■ **Document extract**:

>>>>>

# Planer thicknesses smoothness as sandpaper grit level?



## RedMist (30 Jan 2017)

Slightly vague question for which I apologise but I'm basically thinking out loud here.

I am happy with the results from my planer thicknesser, one of these 






the wood comes out pretty much smooth as glass. Roughly speaking what sort of level of grit in sandpaper is it equivalent to? I've no experience with the higher number sandpaper grits.


----------



## custard (30 Jan 2017)

That's an interesting question, I've never thought of it in those terms.

Strictly speaking I guess there's no real equivalence, the planed surface will consist of series of minute scallops that the knives cut as the board goes through the machine. But putting that on one side and assuming a slow feed rate and sharp knives then I'd guess somewhere around 240-320 grit? Like I say, I'm trying to look past any knife ripple/scalloping and judge the underlying surface, if you applied finish straight to a machine planed surface it's look dog rough, but _between_ the ripples it can actually be very smooth..


----------



## n0legs (30 Jan 2017)

That's a good question =D> 
I'll ask a man I know.


----------



## RedMist (31 Jan 2017)

To put it another way, I have some planed hardwood boards that have ripple in them, what level of grit sandpaper should I use to remove the ripple prior to finishing with Danish Oil?


----------



## Fitzroy (31 Jan 2017)

<<<<<

Transcribe the part of the forum thread on planer smoothness and sandpaper grit that opens with the words containing "## RedMist (31" and closes with "Fitzroy (31 Jan 2017)".

■ **Stored records**:

>>>>>

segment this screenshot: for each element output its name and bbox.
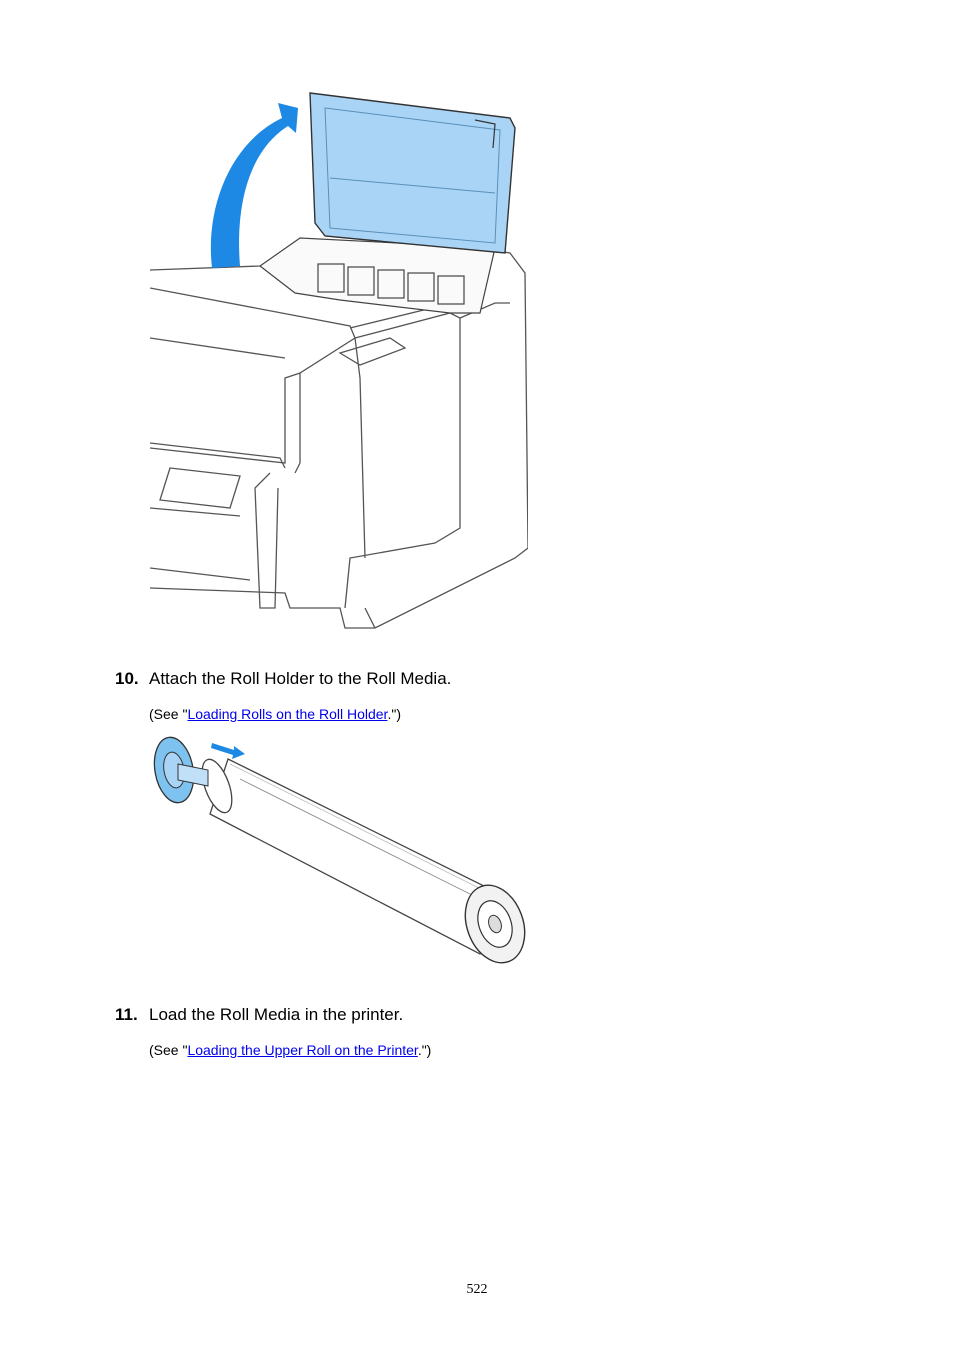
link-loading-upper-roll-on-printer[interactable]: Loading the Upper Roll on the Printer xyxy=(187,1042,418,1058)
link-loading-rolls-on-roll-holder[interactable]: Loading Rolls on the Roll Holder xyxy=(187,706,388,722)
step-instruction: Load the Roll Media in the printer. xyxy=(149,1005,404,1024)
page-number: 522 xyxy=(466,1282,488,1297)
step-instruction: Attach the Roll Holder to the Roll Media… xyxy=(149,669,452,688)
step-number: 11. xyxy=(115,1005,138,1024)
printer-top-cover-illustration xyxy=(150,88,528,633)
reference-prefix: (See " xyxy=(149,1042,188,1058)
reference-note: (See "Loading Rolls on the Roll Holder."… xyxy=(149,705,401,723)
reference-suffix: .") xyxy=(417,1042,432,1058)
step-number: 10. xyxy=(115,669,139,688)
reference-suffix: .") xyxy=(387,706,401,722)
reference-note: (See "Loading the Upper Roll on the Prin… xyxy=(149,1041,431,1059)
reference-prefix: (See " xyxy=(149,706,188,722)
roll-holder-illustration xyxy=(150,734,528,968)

<<<<<
>>>>>

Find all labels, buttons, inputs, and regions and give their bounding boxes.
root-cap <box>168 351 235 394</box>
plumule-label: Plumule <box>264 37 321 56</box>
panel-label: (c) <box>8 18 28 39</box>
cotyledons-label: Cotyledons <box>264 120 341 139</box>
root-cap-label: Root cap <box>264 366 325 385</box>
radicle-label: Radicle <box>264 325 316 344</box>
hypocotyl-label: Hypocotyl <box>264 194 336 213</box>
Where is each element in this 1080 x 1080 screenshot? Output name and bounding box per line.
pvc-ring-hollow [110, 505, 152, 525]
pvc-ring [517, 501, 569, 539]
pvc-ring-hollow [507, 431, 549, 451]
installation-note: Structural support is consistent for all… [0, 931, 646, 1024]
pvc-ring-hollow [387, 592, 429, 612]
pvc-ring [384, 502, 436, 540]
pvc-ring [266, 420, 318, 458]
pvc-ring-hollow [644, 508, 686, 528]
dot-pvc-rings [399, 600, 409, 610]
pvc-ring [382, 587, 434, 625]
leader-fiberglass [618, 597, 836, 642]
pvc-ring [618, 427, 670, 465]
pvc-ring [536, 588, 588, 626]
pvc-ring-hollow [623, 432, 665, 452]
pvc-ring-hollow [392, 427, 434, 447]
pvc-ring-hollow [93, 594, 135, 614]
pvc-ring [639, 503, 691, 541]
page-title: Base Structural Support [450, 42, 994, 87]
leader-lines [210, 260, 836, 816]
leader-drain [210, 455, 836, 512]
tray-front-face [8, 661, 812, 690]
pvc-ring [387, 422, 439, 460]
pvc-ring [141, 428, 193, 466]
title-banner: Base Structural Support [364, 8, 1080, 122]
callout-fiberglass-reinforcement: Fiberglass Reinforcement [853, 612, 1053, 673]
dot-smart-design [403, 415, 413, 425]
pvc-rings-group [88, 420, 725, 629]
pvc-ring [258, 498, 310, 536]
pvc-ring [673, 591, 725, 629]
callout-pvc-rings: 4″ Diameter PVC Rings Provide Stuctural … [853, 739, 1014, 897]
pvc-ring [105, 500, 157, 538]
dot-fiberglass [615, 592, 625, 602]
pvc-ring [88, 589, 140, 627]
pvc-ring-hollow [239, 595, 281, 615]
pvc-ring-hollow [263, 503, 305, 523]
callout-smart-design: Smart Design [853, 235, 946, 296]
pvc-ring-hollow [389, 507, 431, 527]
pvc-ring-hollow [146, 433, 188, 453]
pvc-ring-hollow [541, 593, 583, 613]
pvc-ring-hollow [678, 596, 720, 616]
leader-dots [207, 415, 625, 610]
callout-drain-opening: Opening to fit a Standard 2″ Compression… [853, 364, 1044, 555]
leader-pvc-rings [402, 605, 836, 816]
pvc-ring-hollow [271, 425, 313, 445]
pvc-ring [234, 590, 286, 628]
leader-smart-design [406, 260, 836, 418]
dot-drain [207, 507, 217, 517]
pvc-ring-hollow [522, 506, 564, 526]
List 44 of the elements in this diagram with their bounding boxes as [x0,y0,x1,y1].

<<<<<

■ **Solution to this problem**:
## RedMist (31 Jan 2017)

To put it another way, I have some planed hardwood boards that have ripple in them, what level of grit sandpaper should I use to remove the ripple prior to finishing with Danish Oil?


----------



## Fitzroy (31 Jan 2017)